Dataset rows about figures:
━━━━━━━━━━━━━━━━

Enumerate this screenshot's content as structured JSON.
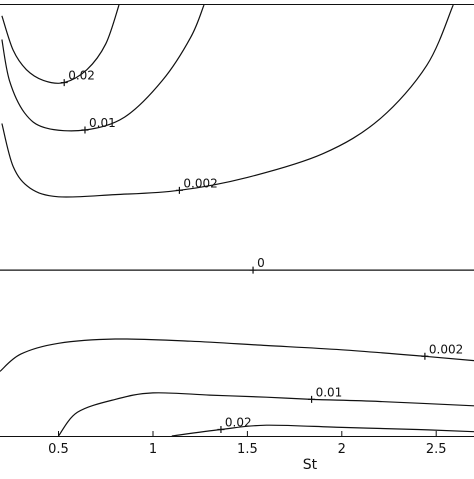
{
  "chart_data": {
    "type": "contour",
    "xlabel": "St",
    "ylabel": "",
    "title": "",
    "xlim": [
      0.19,
      2.7
    ],
    "ylim": [
      -1,
      1
    ],
    "x_ticks": [
      {
        "value": 0.5,
        "label": "0.5"
      },
      {
        "value": 1,
        "label": "1"
      },
      {
        "value": 1.5,
        "label": "1.5"
      },
      {
        "value": 2,
        "label": "2"
      },
      {
        "value": 2.5,
        "label": "2.5"
      }
    ],
    "contours": [
      {
        "level": "0.02",
        "label_at": [
          0.53,
          0.64
        ],
        "points": [
          [
            0.2,
            0.95
          ],
          [
            0.26,
            0.79
          ],
          [
            0.33,
            0.7
          ],
          [
            0.42,
            0.65
          ],
          [
            0.53,
            0.64
          ],
          [
            0.65,
            0.7
          ],
          [
            0.75,
            0.82
          ],
          [
            0.82,
            1.0
          ]
        ]
      },
      {
        "level": "0.01",
        "label_at": [
          0.64,
          0.42
        ],
        "points": [
          [
            0.2,
            0.84
          ],
          [
            0.24,
            0.65
          ],
          [
            0.32,
            0.5
          ],
          [
            0.43,
            0.43
          ],
          [
            0.64,
            0.42
          ],
          [
            0.85,
            0.48
          ],
          [
            1.05,
            0.65
          ],
          [
            1.2,
            0.85
          ],
          [
            1.27,
            1.0
          ]
        ]
      },
      {
        "level": "0.002",
        "label_at": [
          1.14,
          0.14
        ],
        "points": [
          [
            0.2,
            0.45
          ],
          [
            0.26,
            0.25
          ],
          [
            0.35,
            0.15
          ],
          [
            0.5,
            0.11
          ],
          [
            0.8,
            0.12
          ],
          [
            1.14,
            0.14
          ],
          [
            1.5,
            0.2
          ],
          [
            1.9,
            0.31
          ],
          [
            2.2,
            0.47
          ],
          [
            2.45,
            0.72
          ],
          [
            2.59,
            1.0
          ]
        ]
      },
      {
        "level": "0",
        "label_at": [
          1.53,
          -0.23
        ],
        "points": [
          [
            0.19,
            -0.23
          ],
          [
            2.7,
            -0.23
          ]
        ]
      },
      {
        "level": "0.002",
        "label_at": [
          2.44,
          -0.63
        ],
        "points": [
          [
            0.19,
            -0.7
          ],
          [
            0.3,
            -0.62
          ],
          [
            0.5,
            -0.57
          ],
          [
            0.8,
            -0.55
          ],
          [
            1.2,
            -0.56
          ],
          [
            1.6,
            -0.58
          ],
          [
            2.0,
            -0.6
          ],
          [
            2.44,
            -0.63
          ],
          [
            2.7,
            -0.65
          ]
        ]
      },
      {
        "level": "0.01",
        "label_at": [
          1.84,
          -0.83
        ],
        "points": [
          [
            0.5,
            -1.0
          ],
          [
            0.6,
            -0.89
          ],
          [
            0.8,
            -0.83
          ],
          [
            1.0,
            -0.8
          ],
          [
            1.3,
            -0.81
          ],
          [
            1.6,
            -0.82
          ],
          [
            1.84,
            -0.83
          ],
          [
            2.2,
            -0.84
          ],
          [
            2.7,
            -0.86
          ]
        ]
      },
      {
        "level": "0.02",
        "label_at": [
          1.36,
          -0.97
        ],
        "points": [
          [
            1.1,
            -1.0
          ],
          [
            1.36,
            -0.97
          ],
          [
            1.6,
            -0.95
          ],
          [
            2.0,
            -0.96
          ],
          [
            2.4,
            -0.97
          ],
          [
            2.7,
            -0.98
          ]
        ]
      }
    ]
  }
}
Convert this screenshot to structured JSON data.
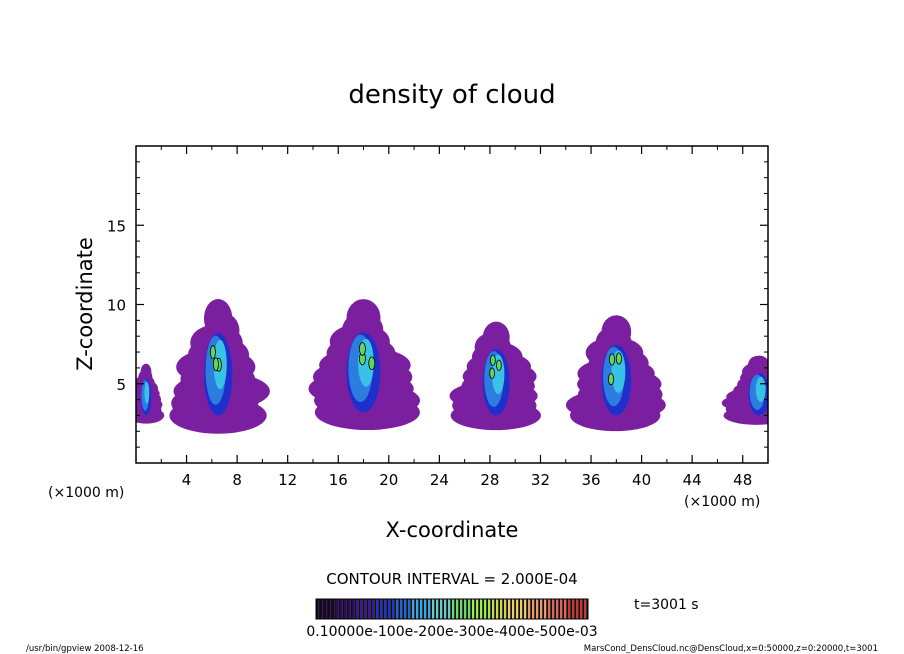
{
  "chart_data": {
    "type": "heatmap",
    "title": "density of cloud",
    "xlabel": "X-coordinate",
    "ylabel": "Z-coordinate",
    "x_unit_label": "(×1000 m)",
    "y_unit_label": "(×1000 m)",
    "xlim": [
      0,
      50
    ],
    "ylim": [
      0,
      20
    ],
    "x_ticks": [
      "4",
      "8",
      "12",
      "16",
      "20",
      "24",
      "28",
      "32",
      "36",
      "40",
      "44",
      "48"
    ],
    "y_ticks": [
      "5",
      "10",
      "15"
    ],
    "contour_interval_label": "CONTOUR INTERVAL = 2.000E-04",
    "time_label": "t=3001 s",
    "colorbar_labels": [
      "0.1000e-1",
      "0.1000e-2",
      "0.2000e-3",
      "0.3000e-3",
      "0.4000e-3",
      "0.5000e-3"
    ],
    "colorbar_label_text": "0.10000e-100e-200e-300e-400e-500e-03",
    "colorbar_colors": [
      "#1a0033",
      "#2a0a66",
      "#3a1a99",
      "#2233cc",
      "#2266dd",
      "#33aaee",
      "#66cccc",
      "#66dd66",
      "#99ee44",
      "#ccdd44",
      "#eecc66",
      "#ee9966",
      "#dd6655",
      "#cc3333"
    ],
    "footer_left": "/usr/bin/gpview   2008-12-16",
    "footer_right": "MarsCond_DensCloud.nc@DensCloud,x=0:50000,z=0:20000,t=3001",
    "clouds": [
      {
        "x_center": 0.8,
        "z_base": 3.0,
        "z_top": 6.2,
        "halfwidth": 1.5
      },
      {
        "x_center": 6.5,
        "z_base": 3.0,
        "z_top": 10.2,
        "halfwidth": 4.0
      },
      {
        "x_center": 18.0,
        "z_base": 3.2,
        "z_top": 10.2,
        "halfwidth": 4.8
      },
      {
        "x_center": 28.5,
        "z_base": 3.0,
        "z_top": 8.8,
        "halfwidth": 3.8
      },
      {
        "x_center": 38.0,
        "z_base": 3.0,
        "z_top": 9.2,
        "halfwidth": 4.2
      },
      {
        "x_center": 49.3,
        "z_base": 3.0,
        "z_top": 6.7,
        "halfwidth": 3.0
      }
    ],
    "colors": {
      "outer": "#7a1fa0",
      "blue_dark": "#1f2fcc",
      "blue_mid": "#2d7de0",
      "cyan": "#39c2e6",
      "green": "#5ed85e"
    },
    "grid": false
  }
}
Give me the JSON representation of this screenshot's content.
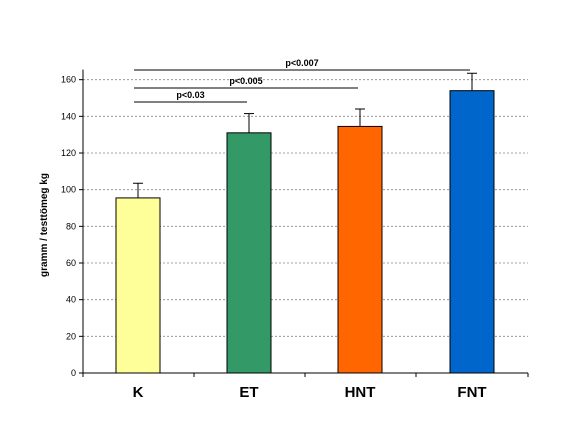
{
  "chart_data": {
    "type": "bar",
    "title": "",
    "xlabel": "",
    "ylabel": "gramm / testtömeg kg",
    "categories": [
      "K",
      "ET",
      "HNT",
      "FNT"
    ],
    "values": [
      95.5,
      131,
      134.5,
      154
    ],
    "error_plus": [
      8,
      10.5,
      9.5,
      9.5
    ],
    "bar_colors": [
      "#ffff99",
      "#339966",
      "#ff6600",
      "#0066cc"
    ],
    "ylim": [
      0,
      180
    ],
    "yticks": [
      0,
      20,
      40,
      60,
      80,
      100,
      120,
      140,
      160
    ],
    "grid": true,
    "legend": "none",
    "significance": [
      {
        "label": "p<0.03",
        "from": "K",
        "to": "ET"
      },
      {
        "label": "p<0.005",
        "from": "K",
        "to": "HNT"
      },
      {
        "label": "p<0.007",
        "from": "K",
        "to": "FNT"
      }
    ]
  }
}
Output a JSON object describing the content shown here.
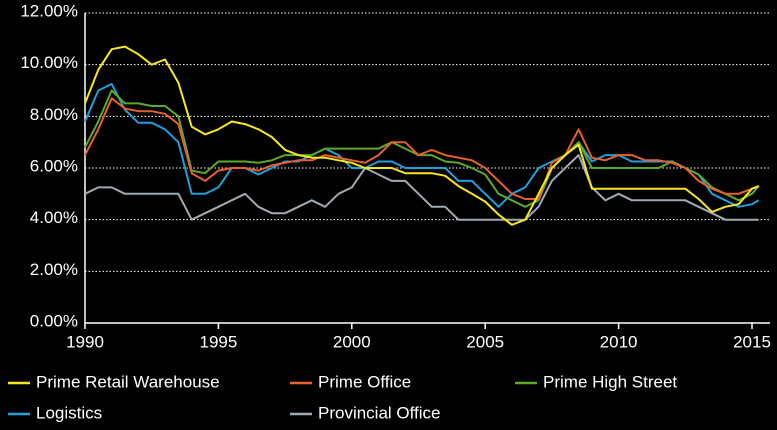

━━━━━━━━━━━━━━━━

What is asked: From the listing above, pick out each line where the word "this" appears.

Task response:
Enumerate this screenshot's content as structured JSON.
Convert this screenshot to structured JSON data.
Give me the JSON representation of this screenshot's content.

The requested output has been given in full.